Task statement: What is the number of lines holding the word "date"? Give that number alone.

◆ ◆ ◆

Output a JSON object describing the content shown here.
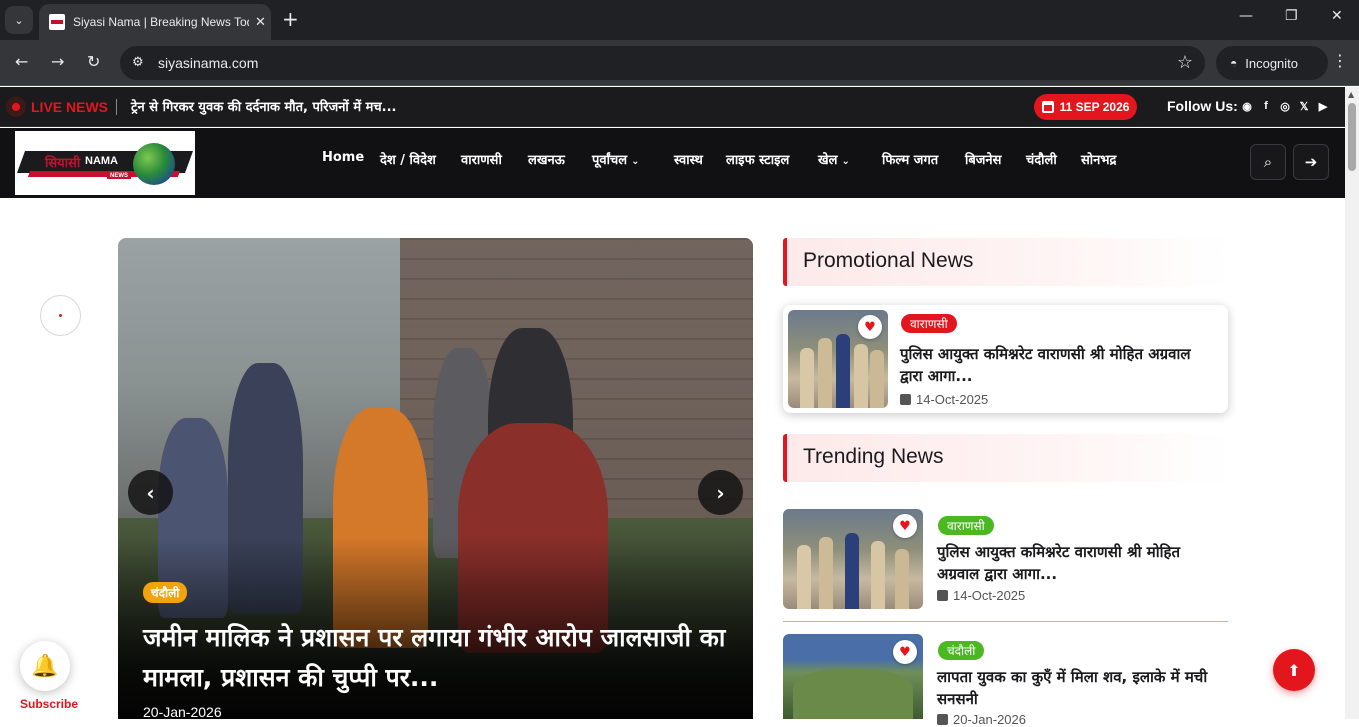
{
  "browser": {
    "tab_title": "Siyasi Nama | Breaking News Today",
    "url": "siyasinama.com",
    "incognito_label": "Incognito",
    "icons": [
      "tab-search-icon",
      "close-icon",
      "plus-icon",
      "back-icon",
      "forward-icon",
      "reload-icon",
      "site-info-icon",
      "star-icon",
      "incognito-icon",
      "kebab-icon",
      "minimize-icon",
      "maximize-icon",
      "window-close-icon"
    ]
  },
  "topbar": {
    "live_label": "LIVE NEWS",
    "ticker_text": "ट्रेन से गिरकर युवक की दर्दनाक मौत, परिजनों में मच...",
    "date": "11 SEP 2026",
    "follow_label": "Follow Us:",
    "social_icons": [
      "whatsapp-icon",
      "facebook-icon",
      "instagram-icon",
      "x-icon",
      "youtube-icon"
    ]
  },
  "logo": {
    "line1": "सियासी",
    "line2": "NAMA",
    "tag": "NEWS"
  },
  "nav": {
    "items": [
      "Home",
      "देश / विदेश",
      "वाराणसी",
      "लखनऊ",
      "पूर्वांचल",
      "स्वास्थ",
      "लाइफ स्टाइल",
      "खेल",
      "फिल्म जगत",
      "बिजनेस",
      "चंदौली",
      "सोनभद्र"
    ]
  },
  "hero": {
    "category": "चंदौली",
    "title": "जमीन मालिक ने प्रशासन पर लगाया गंभीर आरोप जालसाजी का मामला, प्रशासन की चुप्पी पर...",
    "date": "20-Jan-2026"
  },
  "promotional": {
    "heading": "Promotional News",
    "items": [
      {
        "category": "वाराणसी",
        "title": "पुलिस आयुक्त कमिश्नरेट वाराणसी श्री मोहित अग्रवाल द्वारा आगा...",
        "date": "14-Oct-2025"
      }
    ]
  },
  "trending": {
    "heading": "Trending News",
    "items": [
      {
        "category": "वाराणसी",
        "title": "पुलिस आयुक्त कमिश्नरेट वाराणसी श्री मोहित अग्रवाल द्वारा आगा...",
        "date": "14-Oct-2025"
      },
      {
        "category": "चंदौली",
        "title": "लापता युवक का कुएँ में मिला शव, इलाके में मची सनसनी",
        "date": "20-Jan-2026"
      }
    ]
  },
  "floating": {
    "subscribe_label": "Subscribe"
  },
  "colors": {
    "accent": "#e3161d",
    "green_badge": "#4cb821",
    "orange_badge": "#f2a20c",
    "header_bg": "#111113"
  }
}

◆ ◆ ◆

Solution for this task: 5